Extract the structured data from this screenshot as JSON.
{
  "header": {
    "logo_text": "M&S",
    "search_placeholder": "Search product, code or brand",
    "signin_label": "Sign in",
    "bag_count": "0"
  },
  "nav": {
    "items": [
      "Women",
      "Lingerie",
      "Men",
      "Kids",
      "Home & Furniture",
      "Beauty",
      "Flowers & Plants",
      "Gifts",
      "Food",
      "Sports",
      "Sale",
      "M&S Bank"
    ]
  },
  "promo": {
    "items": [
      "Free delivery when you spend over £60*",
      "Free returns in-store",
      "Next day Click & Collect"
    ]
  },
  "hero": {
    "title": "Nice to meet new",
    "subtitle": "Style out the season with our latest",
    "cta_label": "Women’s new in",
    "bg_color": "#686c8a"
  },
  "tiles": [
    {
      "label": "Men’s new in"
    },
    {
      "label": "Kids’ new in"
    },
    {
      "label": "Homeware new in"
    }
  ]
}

□ □ □ □ □ □ □

→ PROBLEM DETAILS
Retype the listing above in full, with no alterations.

→ RESPONSE FOR THIS EXERCISE
Extract the structured data from this screenshot as JSON.
{
  "header": {
    "logo_text": "M&S",
    "search_placeholder": "Search product, code or brand",
    "signin_label": "Sign in",
    "bag_count": "0"
  },
  "nav": {
    "items": [
      "Women",
      "Lingerie",
      "Men",
      "Kids",
      "Home & Furniture",
      "Beauty",
      "Flowers & Plants",
      "Gifts",
      "Food",
      "Sports",
      "Sale",
      "M&S Bank"
    ]
  },
  "promo": {
    "items": [
      "Free delivery when you spend over £60*",
      "Free returns in-store",
      "Next day Click & Collect"
    ]
  },
  "hero": {
    "title": "Nice to meet new",
    "subtitle": "Style out the season with our latest",
    "cta_label": "Women’s new in",
    "bg_color": "#686c8a"
  },
  "tiles": [
    {
      "label": "Men’s new in"
    },
    {
      "label": "Kids’ new in"
    },
    {
      "label": "Homeware new in"
    }
  ]
}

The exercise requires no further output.